> WHAT YOU NEED TO DO
Reproduce every line in the listing that contains the word "KnappTest".

> DATASET RECORDS
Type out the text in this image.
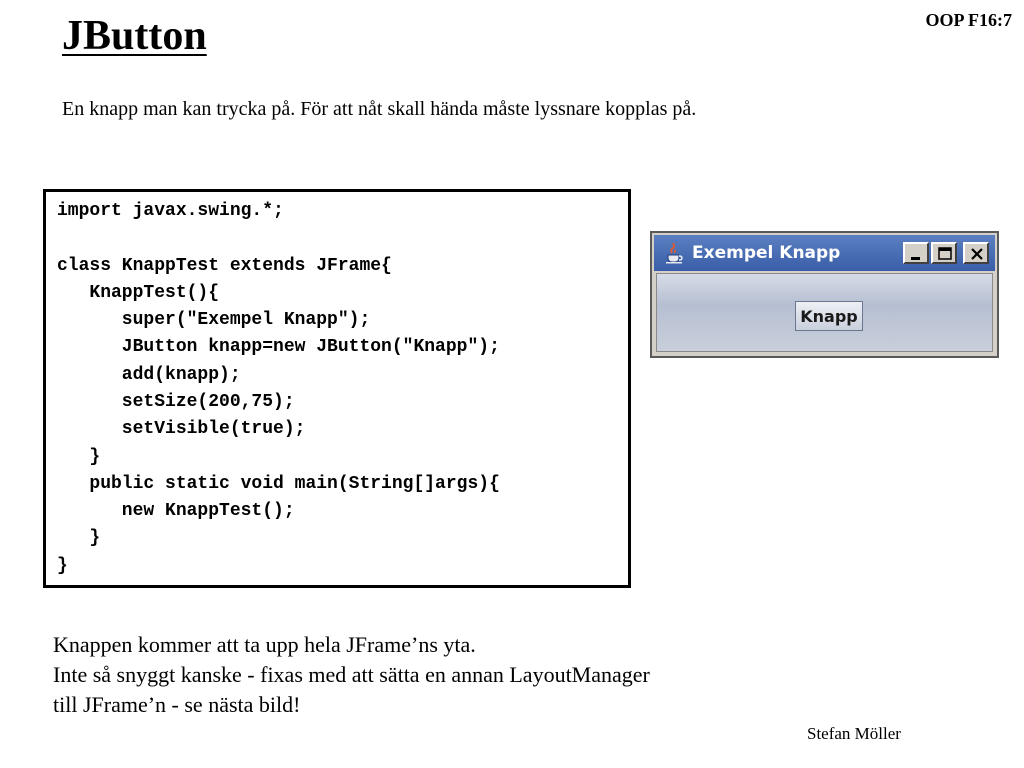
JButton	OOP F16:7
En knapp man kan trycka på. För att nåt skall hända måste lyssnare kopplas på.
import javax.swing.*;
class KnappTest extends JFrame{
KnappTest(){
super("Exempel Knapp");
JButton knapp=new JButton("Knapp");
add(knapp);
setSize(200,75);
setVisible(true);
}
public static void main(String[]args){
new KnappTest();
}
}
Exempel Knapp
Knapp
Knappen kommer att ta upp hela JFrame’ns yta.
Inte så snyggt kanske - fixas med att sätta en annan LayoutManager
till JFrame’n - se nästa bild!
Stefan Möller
---
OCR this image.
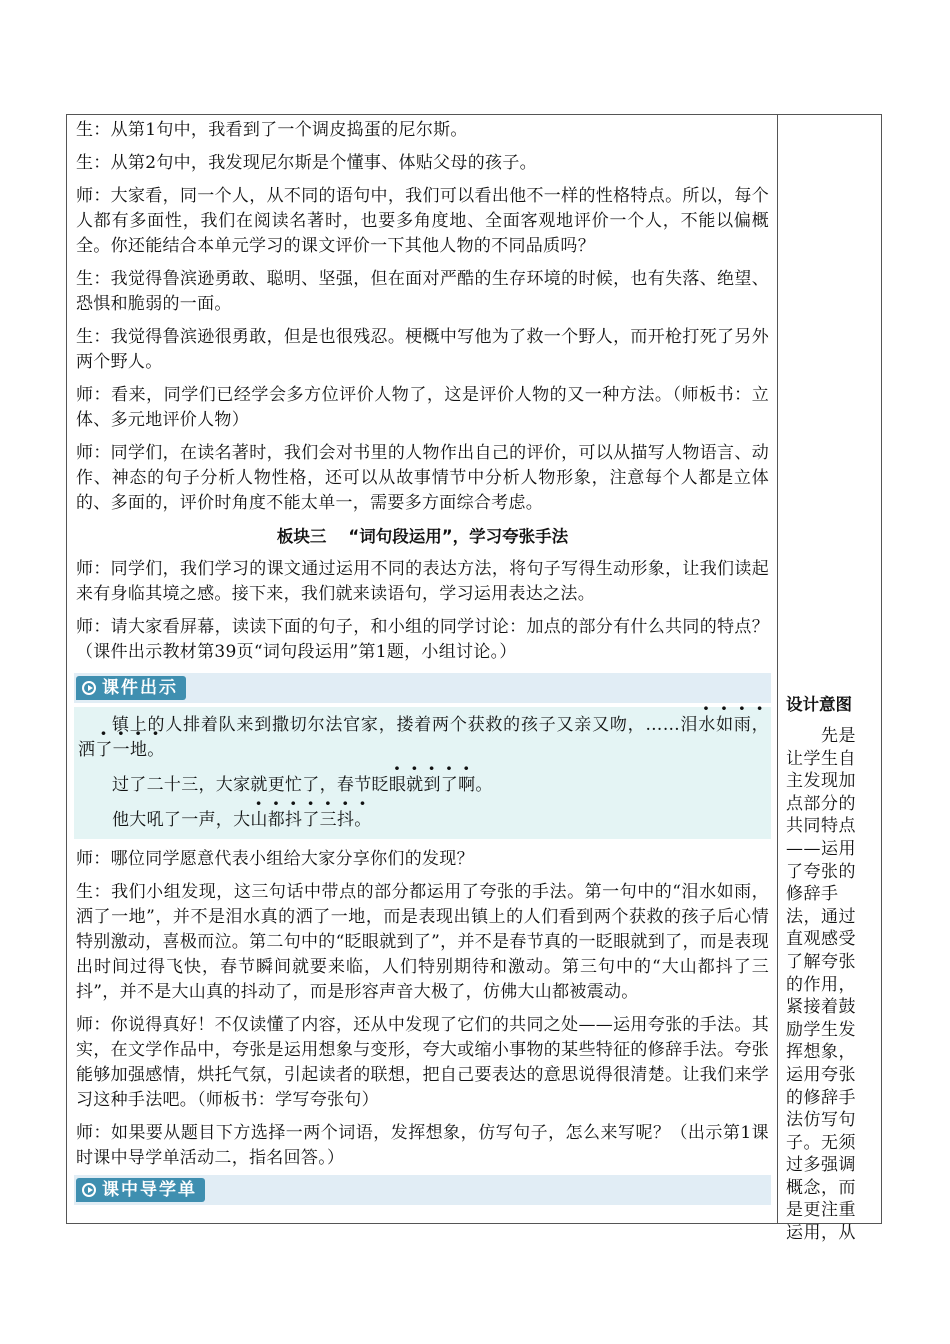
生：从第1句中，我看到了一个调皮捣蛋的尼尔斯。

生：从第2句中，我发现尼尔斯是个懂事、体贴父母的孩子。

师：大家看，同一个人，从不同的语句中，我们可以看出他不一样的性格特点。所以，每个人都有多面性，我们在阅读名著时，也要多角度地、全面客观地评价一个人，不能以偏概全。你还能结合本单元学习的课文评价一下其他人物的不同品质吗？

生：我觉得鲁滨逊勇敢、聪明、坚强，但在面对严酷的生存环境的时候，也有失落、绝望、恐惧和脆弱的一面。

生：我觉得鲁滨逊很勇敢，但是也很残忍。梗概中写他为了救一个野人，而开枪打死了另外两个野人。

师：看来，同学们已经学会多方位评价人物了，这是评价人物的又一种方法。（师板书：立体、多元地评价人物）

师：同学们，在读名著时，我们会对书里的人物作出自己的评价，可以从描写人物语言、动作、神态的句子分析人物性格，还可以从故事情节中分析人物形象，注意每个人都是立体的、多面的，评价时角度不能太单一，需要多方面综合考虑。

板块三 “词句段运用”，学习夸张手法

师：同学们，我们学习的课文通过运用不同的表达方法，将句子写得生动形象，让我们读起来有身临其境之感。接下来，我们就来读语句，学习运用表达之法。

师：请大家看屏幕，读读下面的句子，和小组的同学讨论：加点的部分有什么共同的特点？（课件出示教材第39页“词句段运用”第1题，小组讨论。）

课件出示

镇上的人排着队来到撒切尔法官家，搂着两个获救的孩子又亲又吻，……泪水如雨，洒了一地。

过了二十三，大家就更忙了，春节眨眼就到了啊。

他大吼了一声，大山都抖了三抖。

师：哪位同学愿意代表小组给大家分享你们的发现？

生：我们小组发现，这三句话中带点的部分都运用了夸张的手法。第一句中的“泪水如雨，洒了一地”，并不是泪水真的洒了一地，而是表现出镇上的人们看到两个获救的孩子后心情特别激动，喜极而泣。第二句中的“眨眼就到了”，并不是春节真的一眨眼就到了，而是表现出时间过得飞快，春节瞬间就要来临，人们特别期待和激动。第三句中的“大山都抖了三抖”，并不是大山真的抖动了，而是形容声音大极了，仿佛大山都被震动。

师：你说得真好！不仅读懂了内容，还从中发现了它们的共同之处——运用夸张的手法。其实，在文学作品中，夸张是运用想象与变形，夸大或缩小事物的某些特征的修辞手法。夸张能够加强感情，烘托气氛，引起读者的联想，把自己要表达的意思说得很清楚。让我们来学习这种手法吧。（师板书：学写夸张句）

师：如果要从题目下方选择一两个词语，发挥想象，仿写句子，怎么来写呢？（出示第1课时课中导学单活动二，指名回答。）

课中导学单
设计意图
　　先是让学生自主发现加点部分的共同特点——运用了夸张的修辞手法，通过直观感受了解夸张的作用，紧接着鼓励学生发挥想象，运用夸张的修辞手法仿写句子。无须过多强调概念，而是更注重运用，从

> WORKED SOLUTION
class KnappTest extends JFrame{
KnappTest(){
new KnappTest();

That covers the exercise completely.